*TASK TO COMPLETE*: Your task is to print all of the data word for word.

[Stored entries]
━━━━━━━━━━
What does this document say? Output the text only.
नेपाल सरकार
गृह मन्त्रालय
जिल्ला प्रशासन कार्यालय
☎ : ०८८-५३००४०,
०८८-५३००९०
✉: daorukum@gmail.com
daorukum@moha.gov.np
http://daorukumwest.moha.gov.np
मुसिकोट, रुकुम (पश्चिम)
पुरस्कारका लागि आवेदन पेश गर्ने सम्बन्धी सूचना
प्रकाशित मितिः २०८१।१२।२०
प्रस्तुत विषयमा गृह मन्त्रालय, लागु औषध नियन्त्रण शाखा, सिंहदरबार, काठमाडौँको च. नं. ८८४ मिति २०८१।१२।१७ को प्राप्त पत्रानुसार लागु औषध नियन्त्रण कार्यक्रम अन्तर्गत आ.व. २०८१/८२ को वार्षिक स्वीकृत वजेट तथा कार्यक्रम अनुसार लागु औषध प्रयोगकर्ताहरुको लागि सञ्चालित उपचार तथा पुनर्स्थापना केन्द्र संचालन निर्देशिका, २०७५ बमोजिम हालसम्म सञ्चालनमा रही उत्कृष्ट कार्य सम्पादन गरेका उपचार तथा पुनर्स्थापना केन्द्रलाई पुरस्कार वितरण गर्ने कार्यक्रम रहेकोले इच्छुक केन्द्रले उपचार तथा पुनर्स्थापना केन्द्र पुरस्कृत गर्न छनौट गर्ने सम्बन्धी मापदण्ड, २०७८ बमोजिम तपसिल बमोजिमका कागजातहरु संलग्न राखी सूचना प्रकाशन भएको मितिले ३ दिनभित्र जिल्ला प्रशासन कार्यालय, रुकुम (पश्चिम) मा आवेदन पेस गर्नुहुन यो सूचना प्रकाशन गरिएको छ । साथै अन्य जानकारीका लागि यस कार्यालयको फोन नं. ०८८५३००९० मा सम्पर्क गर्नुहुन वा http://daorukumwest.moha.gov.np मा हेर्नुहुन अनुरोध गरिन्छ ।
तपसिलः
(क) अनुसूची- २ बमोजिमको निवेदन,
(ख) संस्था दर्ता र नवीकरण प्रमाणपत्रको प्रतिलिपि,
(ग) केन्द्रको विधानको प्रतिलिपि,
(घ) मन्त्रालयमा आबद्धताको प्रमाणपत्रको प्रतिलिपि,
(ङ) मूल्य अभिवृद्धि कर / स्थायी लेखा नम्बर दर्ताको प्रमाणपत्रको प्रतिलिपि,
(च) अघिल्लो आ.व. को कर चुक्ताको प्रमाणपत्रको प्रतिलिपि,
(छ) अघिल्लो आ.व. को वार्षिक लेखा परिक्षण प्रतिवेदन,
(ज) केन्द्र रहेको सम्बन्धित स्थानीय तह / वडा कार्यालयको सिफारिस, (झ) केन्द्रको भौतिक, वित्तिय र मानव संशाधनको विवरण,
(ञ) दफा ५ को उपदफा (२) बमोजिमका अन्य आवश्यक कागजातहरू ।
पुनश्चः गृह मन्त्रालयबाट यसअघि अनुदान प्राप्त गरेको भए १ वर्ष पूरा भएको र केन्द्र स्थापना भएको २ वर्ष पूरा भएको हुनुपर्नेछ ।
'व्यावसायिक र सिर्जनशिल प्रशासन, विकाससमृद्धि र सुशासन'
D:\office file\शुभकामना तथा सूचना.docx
━━━━━━━━━━
*RESULT FOR THIS TASK*:
What does this document say? Output the text only.
नेपाल सरकार
गृह मन्त्रालय
जिल्ला प्रशासन कार्यालय
☎ : ०८८-५३००४०,
०८८-५३००९०
✉: daorukum@gmail.com
daorukum@moha.gov.np
http://daorukumwest.moha.gov.np
मुसिकोट, रुकुम (पश्चिम)
पुरस्कारका लागि आवेदन पेश गर्ने सम्बन्धी सूचना
प्रकाशित मितिः २०८१।१२।२०
प्रस्तुत विषयमा गृह मन्त्रालय, लागु औषध नियन्त्रण शाखा, सिंहदरबार, काठमाडौँको च. नं. ८८४ मिति २०८१।१२।१७ को प्राप्त पत्रानुसार लागु औषध नियन्त्रण कार्यक्रम अन्तर्गत आ.व. २०८१/८२ को वार्षिक स्वीकृत वजेट तथा कार्यक्रम अनुसार लागु औषध प्रयोगकर्ताहरुको लागि सञ्चालित उपचार तथा पुनर्स्थापना केन्द्र संचालन निर्देशिका, २०७५ बमोजिम हालसम्म सञ्चालनमा रही उत्कृष्ट कार्य सम्पादन गरेका उपचार तथा पुनर्स्थापना केन्द्रलाई पुरस्कार वितरण गर्ने कार्यक्रम रहेकोले इच्छुक केन्द्रले उपचार तथा पुनर्स्थापना केन्द्र पुरस्कृत गर्न छनौट गर्ने सम्बन्धी मापदण्ड, २०७८ बमोजिम तपसिल बमोजिमका कागजातहरु संलग्न राखी सूचना प्रकाशन भएको मितिले ३ दिनभित्र जिल्ला प्रशासन कार्यालय, रुकुम (पश्चिम) मा आवेदन पेस गर्नुहुन यो सूचना प्रकाशन गरिएको छ । साथै अन्य जानकारीका लागि यस कार्यालयको फोन नं. ०८८५३००९० मा सम्पर्क गर्नुहुन वा http://daorukumwest.moha.gov.np मा हेर्नुहुन अनुरोध गरिन्छ ।
तपसिलः
(क) अनुसूची- २ बमोजिमको निवेदन,
(ख) संस्था दर्ता र नवीकरण प्रमाणपत्रको प्रतिलिपि,
(ग) केन्द्रको विधानको प्रतिलिपि,
(घ) मन्त्रालयमा आबद्धताको प्रमाणपत्रको प्रतिलिपि,
(ङ) मूल्य अभिवृद्धि कर / स्थायी लेखा नम्बर दर्ताको प्रमाणपत्रको प्रतिलिपि,
(च) अघिल्लो आ.व. को कर चुक्ताको प्रमाणपत्रको प्रतिलिपि,
(छ) अघिल्लो आ.व. को वार्षिक लेखा परिक्षण प्रतिवेदन,
(ज) केन्द्र रहेको सम्बन्धित स्थानीय तह / वडा कार्यालयको सिफारिस, (झ) केन्द्रको भौतिक, वित्तिय र मानव संशाधनको विवरण,
(ञ) दफा ५ को उपदफा (२) बमोजिमका अन्य आवश्यक कागजातहरू ।
पुनश्चः गृह मन्त्रालयबाट यसअघि अनुदान प्राप्त गरेको भए १ वर्ष पूरा भएको र केन्द्र स्थापना भएको २ वर्ष पूरा भएको हुनुपर्नेछ ।
'व्यावसायिक र सिर्जनशिल प्रशासन, विकाससमृद्धि र सुशासन'
D:\office file\शुभकामना तथा सूचना.docx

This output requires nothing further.